(Item position entries)
-- begin --

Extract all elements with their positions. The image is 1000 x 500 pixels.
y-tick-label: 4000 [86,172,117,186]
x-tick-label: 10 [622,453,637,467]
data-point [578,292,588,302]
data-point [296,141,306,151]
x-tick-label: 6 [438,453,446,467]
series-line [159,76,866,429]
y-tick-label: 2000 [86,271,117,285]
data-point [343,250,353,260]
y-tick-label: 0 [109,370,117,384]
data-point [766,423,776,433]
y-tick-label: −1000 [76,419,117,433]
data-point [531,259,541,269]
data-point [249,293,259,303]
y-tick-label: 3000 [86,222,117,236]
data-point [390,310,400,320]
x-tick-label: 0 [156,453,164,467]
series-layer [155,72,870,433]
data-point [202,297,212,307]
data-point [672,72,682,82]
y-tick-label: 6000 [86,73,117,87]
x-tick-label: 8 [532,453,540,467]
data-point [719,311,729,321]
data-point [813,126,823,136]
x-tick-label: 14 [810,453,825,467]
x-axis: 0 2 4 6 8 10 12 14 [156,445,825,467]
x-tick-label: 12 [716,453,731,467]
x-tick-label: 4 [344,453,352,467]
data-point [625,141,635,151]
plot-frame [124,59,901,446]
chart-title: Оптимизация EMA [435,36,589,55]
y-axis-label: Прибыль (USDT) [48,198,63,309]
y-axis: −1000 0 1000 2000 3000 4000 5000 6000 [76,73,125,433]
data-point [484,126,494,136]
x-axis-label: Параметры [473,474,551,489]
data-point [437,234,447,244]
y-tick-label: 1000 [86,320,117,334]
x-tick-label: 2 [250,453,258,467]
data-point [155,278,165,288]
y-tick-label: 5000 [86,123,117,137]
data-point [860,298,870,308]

-- end --

- [DESCRIPTION OF THE TASK] Reproduce all of the material above line for line, without any changes.

- [REPLY]
Extract all elements with their positions. The image is 1000 x 500 pixels.
y-tick-label: 4000 [86,172,117,186]
x-tick-label: 10 [622,453,637,467]
data-point [578,292,588,302]
data-point [296,141,306,151]
x-tick-label: 6 [438,453,446,467]
series-line [159,76,866,429]
y-tick-label: 2000 [86,271,117,285]
data-point [343,250,353,260]
y-tick-label: 0 [109,370,117,384]
data-point [766,423,776,433]
y-tick-label: −1000 [76,419,117,433]
data-point [531,259,541,269]
data-point [249,293,259,303]
y-tick-label: 3000 [86,222,117,236]
data-point [390,310,400,320]
x-tick-label: 0 [156,453,164,467]
series-layer [155,72,870,433]
data-point [202,297,212,307]
data-point [672,72,682,82]
y-tick-label: 6000 [86,73,117,87]
x-tick-label: 8 [532,453,540,467]
data-point [719,311,729,321]
data-point [813,126,823,136]
x-tick-label: 14 [810,453,825,467]
x-axis: 0 2 4 6 8 10 12 14 [156,445,825,467]
x-tick-label: 12 [716,453,731,467]
x-tick-label: 4 [344,453,352,467]
data-point [625,141,635,151]
plot-frame [124,59,901,446]
chart-title: Оптимизация EMA [435,36,589,55]
y-axis-label: Прибыль (USDT) [48,198,63,309]
y-axis: −1000 0 1000 2000 3000 4000 5000 6000 [76,73,125,433]
data-point [484,126,494,136]
x-axis-label: Параметры [473,474,551,489]
data-point [437,234,447,244]
y-tick-label: 1000 [86,320,117,334]
x-tick-label: 2 [250,453,258,467]
data-point [155,278,165,288]
y-tick-label: 5000 [86,123,117,137]
data-point [860,298,870,308]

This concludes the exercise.